▶ _What you should do_
In the material below, list every line carrying the string "games".

[BEGIN Input]

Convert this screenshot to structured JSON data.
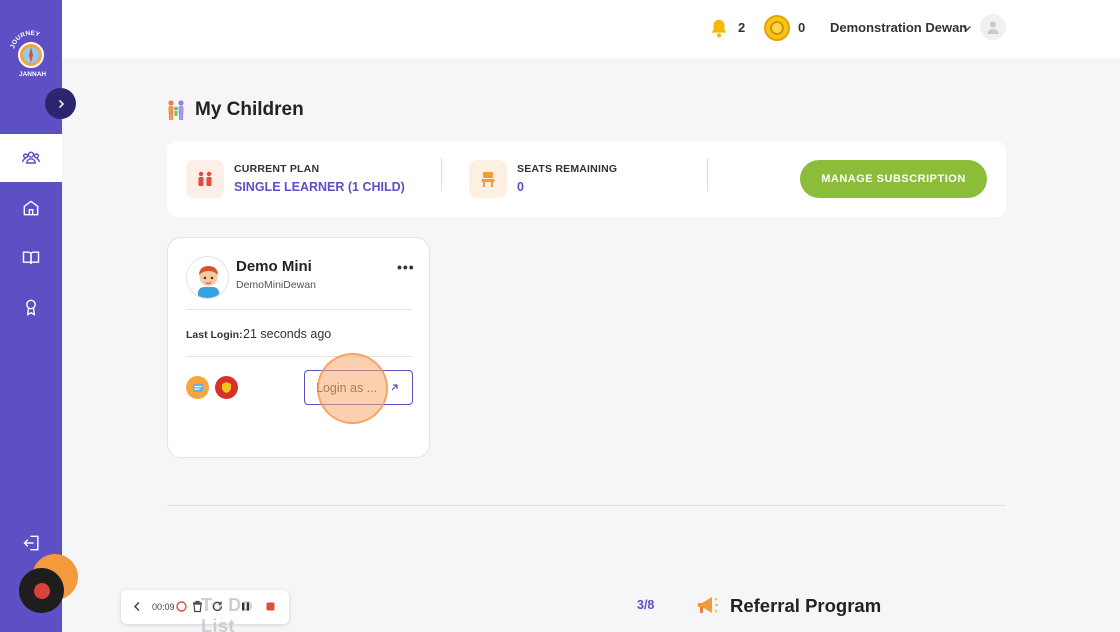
{
  "sidebar": {
    "logo_text": "JOURNEY JANNAH",
    "items": [
      {
        "icon": "users-icon",
        "active": true
      },
      {
        "icon": "home-icon",
        "active": false
      },
      {
        "icon": "book-icon",
        "active": false
      },
      {
        "icon": "award-icon",
        "active": false
      }
    ],
    "bottom_icon": "logout-icon"
  },
  "header": {
    "notifications_count": "2",
    "coins_count": "0",
    "user_name": "Demonstration Dewan"
  },
  "page": {
    "title": "My Children"
  },
  "plan": {
    "current_plan_label": "CURRENT PLAN",
    "current_plan_value": "SINGLE LEARNER (1 CHILD)",
    "seats_label": "SEATS REMAINING",
    "seats_value": "0",
    "manage_button": "MANAGE SUBSCRIPTION"
  },
  "child": {
    "name": "Demo Mini",
    "username": "DemoMiniDewan",
    "last_login_label": "Last Login:",
    "last_login_value": "21 seconds ago",
    "login_button": "Login as ..."
  },
  "recorder": {
    "time": "00:09",
    "watermark": "To Do List"
  },
  "referral": {
    "pager": "3/8",
    "title": "Referral Program"
  },
  "colors": {
    "brand": "#5d4fc4",
    "accent_green": "#8bbd38",
    "sidebar_dark": "#2e2570"
  }
}
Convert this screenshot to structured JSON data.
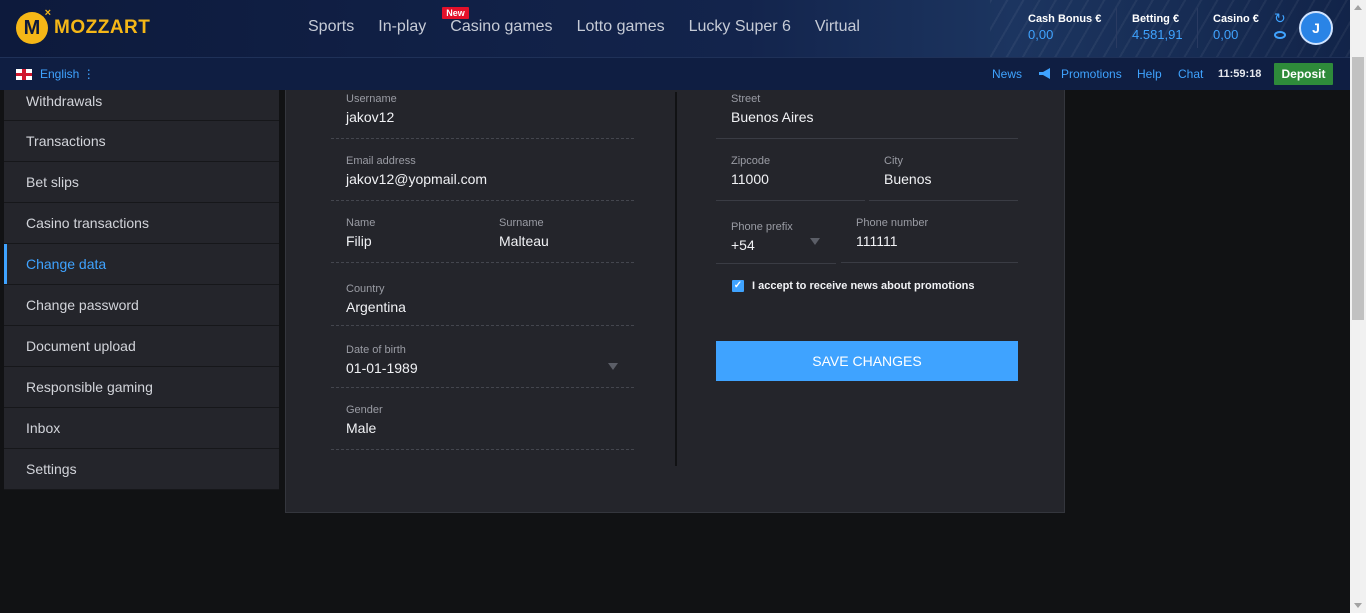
{
  "header": {
    "brand": "MOZZART",
    "nav": [
      {
        "label": "Sports"
      },
      {
        "label": "In-play"
      },
      {
        "label": "Casino games",
        "badge": "New"
      },
      {
        "label": "Lotto games"
      },
      {
        "label": "Lucky Super 6"
      },
      {
        "label": "Virtual"
      }
    ],
    "balances": [
      {
        "label": "Cash Bonus €",
        "value": "0,00"
      },
      {
        "label": "Betting €",
        "value": "4.581,91"
      },
      {
        "label": "Casino €",
        "value": "0,00"
      }
    ],
    "avatar_initial": "J"
  },
  "subbar": {
    "language": "English ⋮",
    "links": {
      "news": "News",
      "promotions": "Promotions",
      "help": "Help",
      "chat": "Chat"
    },
    "clock": "11:59:18",
    "deposit": "Deposit"
  },
  "sidebar": {
    "items": [
      {
        "label": "Withdrawals"
      },
      {
        "label": "Transactions"
      },
      {
        "label": "Bet slips"
      },
      {
        "label": "Casino transactions"
      },
      {
        "label": "Change data",
        "active": true
      },
      {
        "label": "Change password"
      },
      {
        "label": "Document upload"
      },
      {
        "label": "Responsible gaming"
      },
      {
        "label": "Inbox"
      },
      {
        "label": "Settings"
      }
    ]
  },
  "form": {
    "username": {
      "label": "Username",
      "value": "jakov12"
    },
    "email": {
      "label": "Email address",
      "value": "jakov12@yopmail.com"
    },
    "name": {
      "label": "Name",
      "value": "Filip"
    },
    "surname": {
      "label": "Surname",
      "value": "Malteau"
    },
    "country": {
      "label": "Country",
      "value": "Argentina"
    },
    "dob": {
      "label": "Date of birth",
      "value": "01-01-1989"
    },
    "gender": {
      "label": "Gender",
      "value": "Male"
    },
    "street": {
      "label": "Street",
      "value": "Buenos Aires"
    },
    "zipcode": {
      "label": "Zipcode",
      "value": "11000"
    },
    "city": {
      "label": "City",
      "value": "Buenos"
    },
    "phone_prefix": {
      "label": "Phone prefix",
      "value": "+54"
    },
    "phone_number": {
      "label": "Phone number",
      "value": "111111"
    },
    "promo_checkbox": {
      "label": "I accept to receive news about promotions",
      "checked": true
    },
    "save_label": "SAVE CHANGES"
  },
  "colors": {
    "accent": "#3fa3ff",
    "brand": "#f5b717",
    "deposit": "#2e8b3a",
    "badge": "#e4102a"
  }
}
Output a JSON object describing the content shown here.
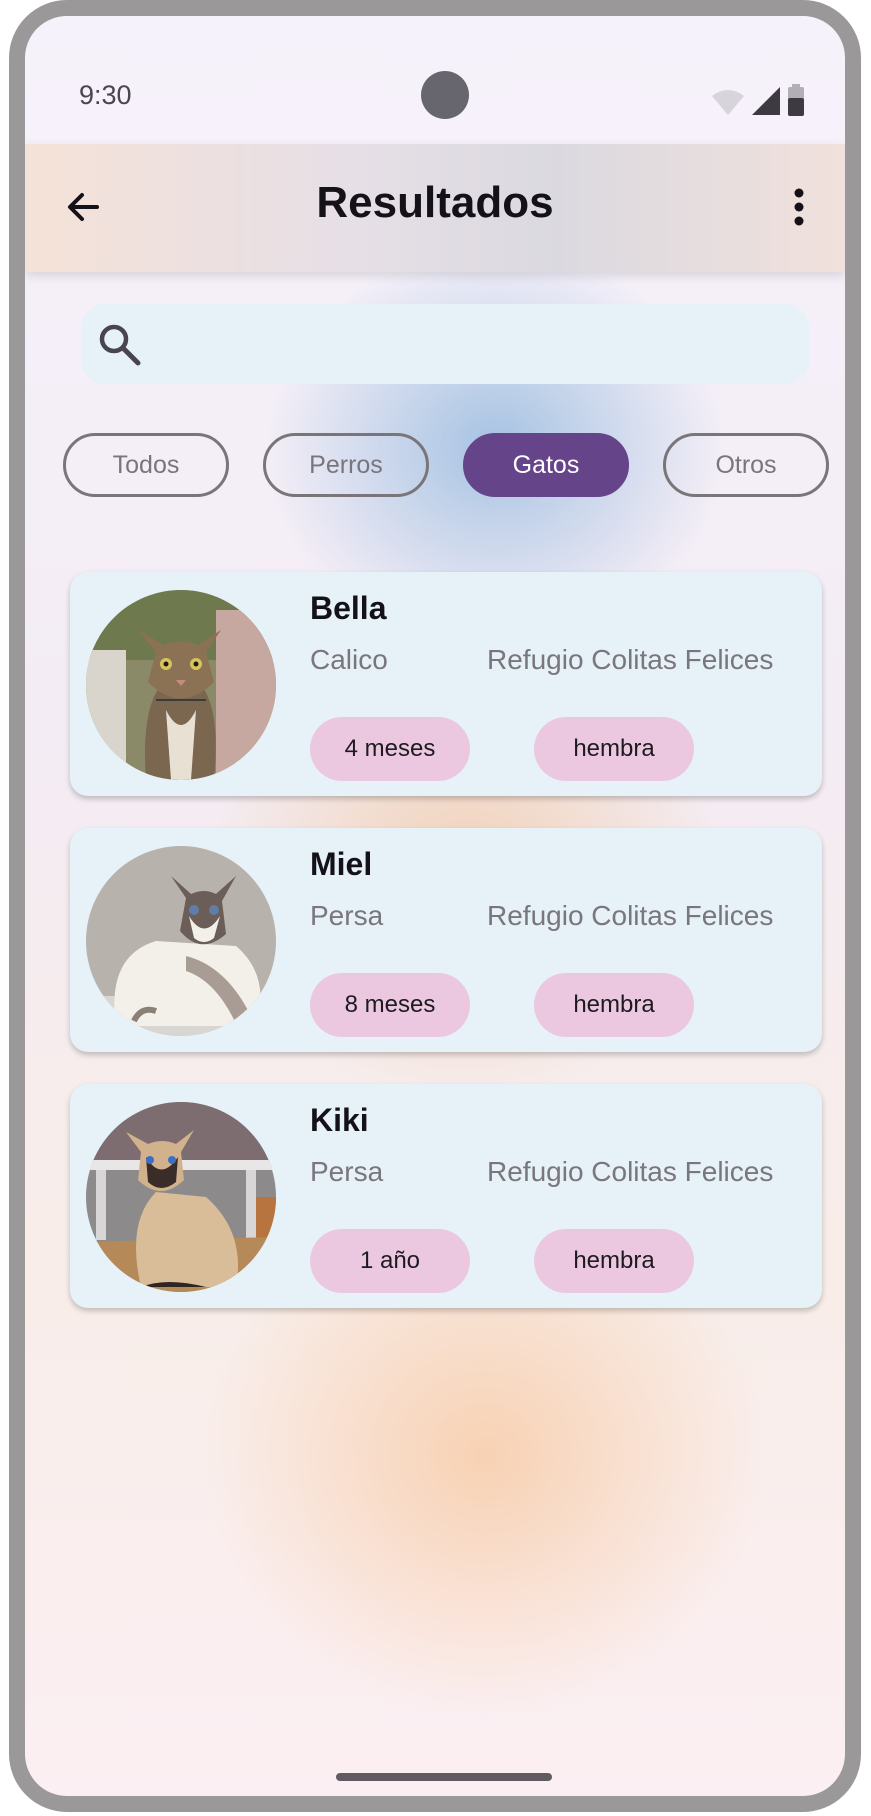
{
  "status_bar": {
    "time": "9:30"
  },
  "app_bar": {
    "title": "Resultados",
    "back_icon": "arrow-back-icon",
    "menu_icon": "more-vert-icon"
  },
  "search": {
    "placeholder": "",
    "value": ""
  },
  "filters": [
    {
      "label": "Todos",
      "selected": false
    },
    {
      "label": "Perros",
      "selected": false
    },
    {
      "label": "Gatos",
      "selected": true
    },
    {
      "label": "Otros",
      "selected": false
    }
  ],
  "results": [
    {
      "name": "Bella",
      "breed": "Calico",
      "shelter": "Refugio Colitas Felices",
      "age": "4 meses",
      "sex": "hembra",
      "photo": "tabby-cat-photo"
    },
    {
      "name": "Miel",
      "breed": "Persa",
      "shelter": "Refugio Colitas Felices",
      "age": "8 meses",
      "sex": "hembra",
      "photo": "ragdoll-cat-photo"
    },
    {
      "name": "Kiki",
      "breed": "Persa",
      "shelter": "Refugio Colitas Felices",
      "age": "1 año",
      "sex": "hembra",
      "photo": "siamese-cat-photo"
    }
  ],
  "colors": {
    "chip_selected": "#66448a",
    "tag_background": "#ecc8e0",
    "card_background": "#e7f1f8"
  }
}
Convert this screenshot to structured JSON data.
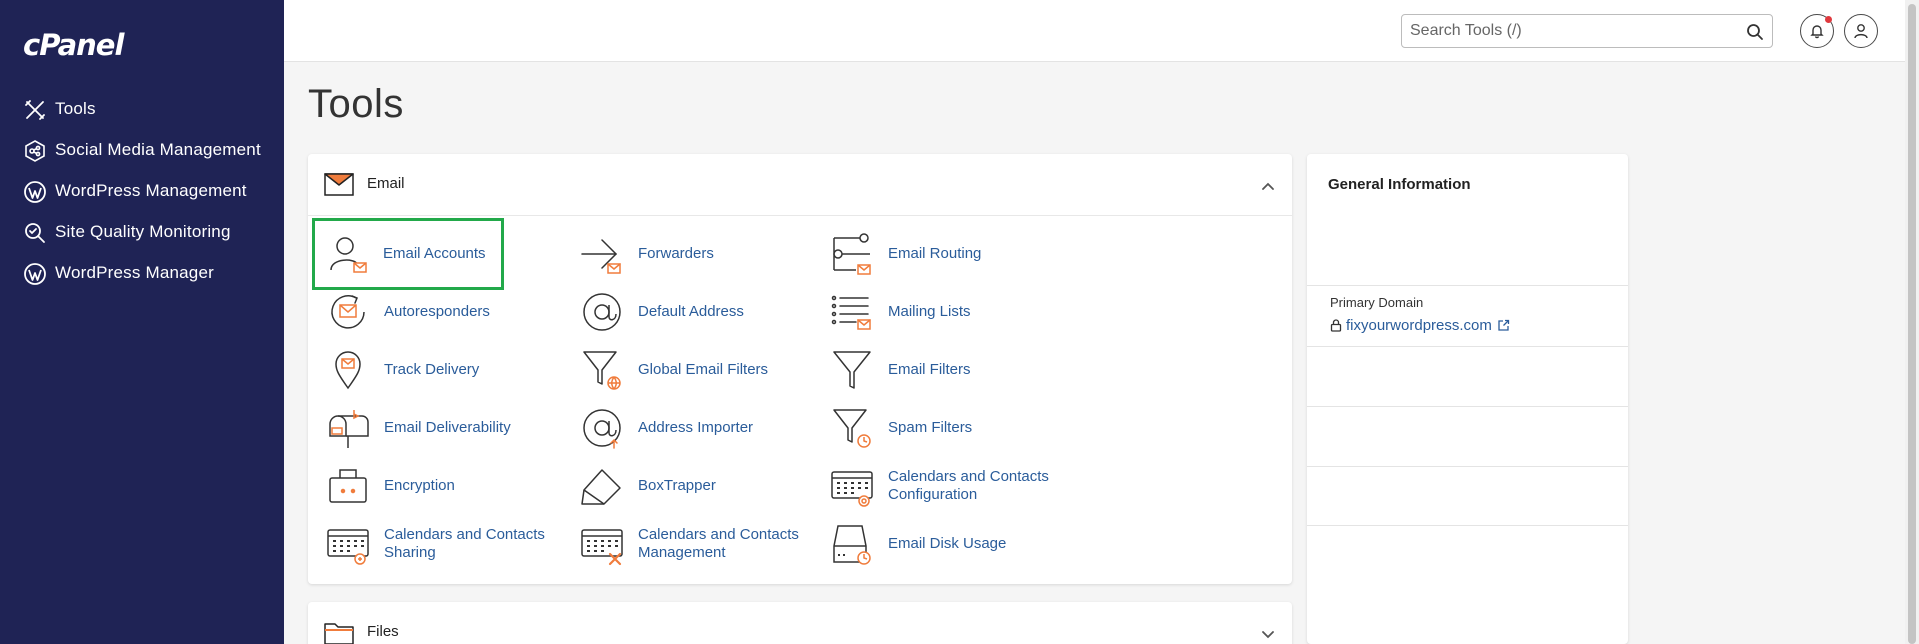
{
  "app": {
    "logo": "cPanel"
  },
  "sidebar": {
    "items": [
      {
        "label": "Tools",
        "icon": "tools-icon"
      },
      {
        "label": "Social Media Management",
        "icon": "social-media-icon"
      },
      {
        "label": "WordPress Management",
        "icon": "wordpress-icon"
      },
      {
        "label": "Site Quality Monitoring",
        "icon": "site-quality-icon"
      },
      {
        "label": "WordPress Manager",
        "icon": "wordpress-icon"
      }
    ]
  },
  "header": {
    "search_placeholder": "Search Tools (/)",
    "notification_dot_color": "#e0393e"
  },
  "page": {
    "title": "Tools"
  },
  "email_section": {
    "title": "Email",
    "tools": [
      {
        "label": "Email Accounts",
        "icon": "email-accounts-icon",
        "selected": true
      },
      {
        "label": "Forwarders",
        "icon": "forwarders-icon"
      },
      {
        "label": "Email Routing",
        "icon": "email-routing-icon"
      },
      {
        "label": "Autoresponders",
        "icon": "autoresponders-icon"
      },
      {
        "label": "Default Address",
        "icon": "default-address-icon"
      },
      {
        "label": "Mailing Lists",
        "icon": "mailing-lists-icon"
      },
      {
        "label": "Track Delivery",
        "icon": "track-delivery-icon"
      },
      {
        "label": "Global Email Filters",
        "icon": "global-email-filters-icon"
      },
      {
        "label": "Email Filters",
        "icon": "email-filters-icon"
      },
      {
        "label": "Email Deliverability",
        "icon": "email-deliverability-icon"
      },
      {
        "label": "Address Importer",
        "icon": "address-importer-icon"
      },
      {
        "label": "Spam Filters",
        "icon": "spam-filters-icon"
      },
      {
        "label": "Encryption",
        "icon": "encryption-icon"
      },
      {
        "label": "BoxTrapper",
        "icon": "boxtrapper-icon"
      },
      {
        "label": "Calendars and Contacts Configuration",
        "icon": "calendar-config-icon"
      },
      {
        "label": "Calendars and Contacts Sharing",
        "icon": "calendar-sharing-icon"
      },
      {
        "label": "Calendars and Contacts Management",
        "icon": "calendar-management-icon"
      },
      {
        "label": "Email Disk Usage",
        "icon": "email-disk-usage-icon"
      }
    ]
  },
  "files_section": {
    "title": "Files"
  },
  "general_info": {
    "title": "General Information",
    "primary_domain_label": "Primary Domain",
    "primary_domain_value": "fixyourwordpress.com"
  },
  "colors": {
    "sidebar_bg": "#1f2355",
    "link": "#2a5c9a",
    "accent_orange": "#f07c3c",
    "selection_green": "#22a94a"
  }
}
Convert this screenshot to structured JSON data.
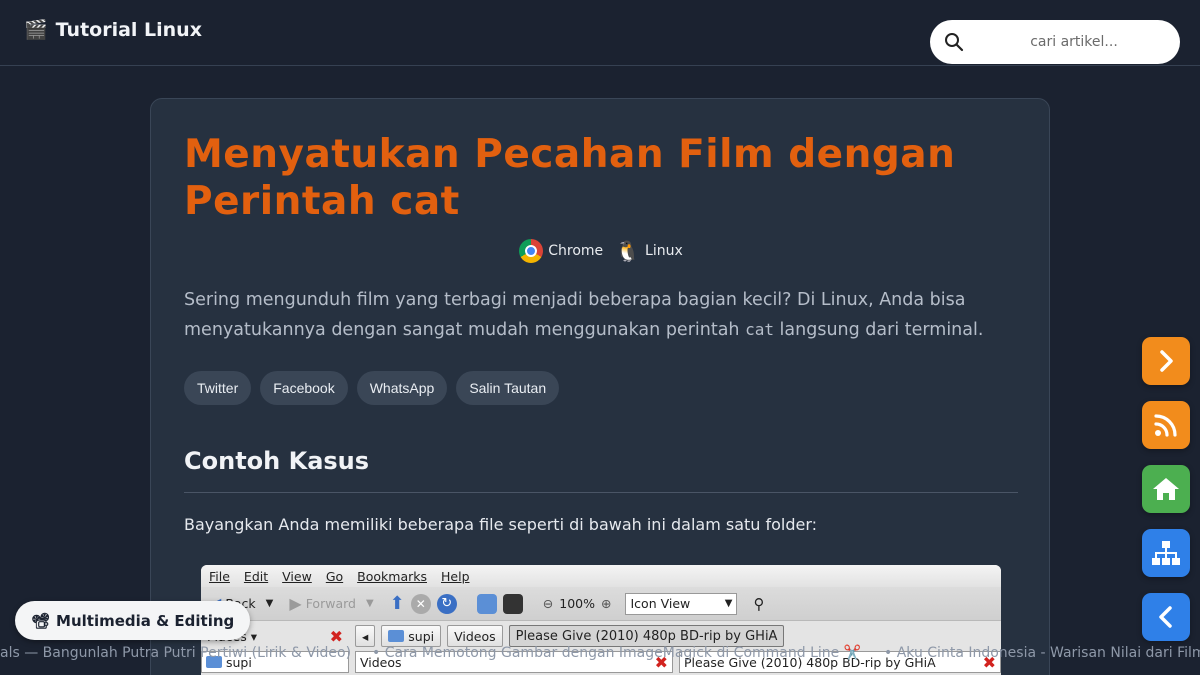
{
  "header": {
    "brand_icon": "🎬",
    "brand_title": "Tutorial Linux",
    "search_placeholder": "cari artikel..."
  },
  "article": {
    "title": "Menyatukan Pecahan Film dengan Perintah cat",
    "platforms": [
      "Chrome",
      "Linux"
    ],
    "intro_part1": "Sering mengunduh film yang terbagi menjadi beberapa bagian kecil? Di Linux, Anda bisa menyatukannya dengan sangat mudah menggunakan perintah ",
    "intro_code": "cat",
    "intro_part2": " langsung dari terminal.",
    "share_buttons": [
      "Twitter",
      "Facebook",
      "WhatsApp",
      "Salin Tautan"
    ],
    "section_heading": "Contoh Kasus",
    "section_paragraph": "Bayangkan Anda memiliki beberapa file seperti di bawah ini dalam satu folder:"
  },
  "file_manager": {
    "menu": [
      "File",
      "Edit",
      "View",
      "Go",
      "Bookmarks",
      "Help"
    ],
    "back_label": "Back",
    "forward_label": "Forward",
    "zoom_label": "100%",
    "view_mode": "Icon View",
    "places_label": "Places",
    "path_folder": "supi",
    "path_videos": "Videos",
    "path_current": "Please Give (2010) 480p BD-rip by GHiA",
    "pane_folder": "supi",
    "pane_videos": "Videos",
    "pane_current": "Please Give (2010) 480p BD-rip by GHiA"
  },
  "ticker": {
    "item1": "als — Bangunlah Putra Putri Pertiwi (Lirik & Video)",
    "item2": "• Cara Memotong Gambar dengan ImageMagick di Command Line ✂️",
    "item3": "• Aku Cinta Indonesia - Warisan Nilai dari Film"
  },
  "category": {
    "icon": "📽",
    "label": "Multimedia & Editing"
  },
  "colors": {
    "accent_title": "#e2600f",
    "fab_orange": "#f28c1c",
    "fab_green": "#4caf50",
    "fab_blue": "#2f80e8"
  },
  "fab_icons": [
    "chevron-right-icon",
    "rss-icon",
    "home-icon",
    "sitemap-icon",
    "chevron-left-icon"
  ]
}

[END Input]

▶ _Full response_
        "label": "Casino games",
        "label": "Lotto games"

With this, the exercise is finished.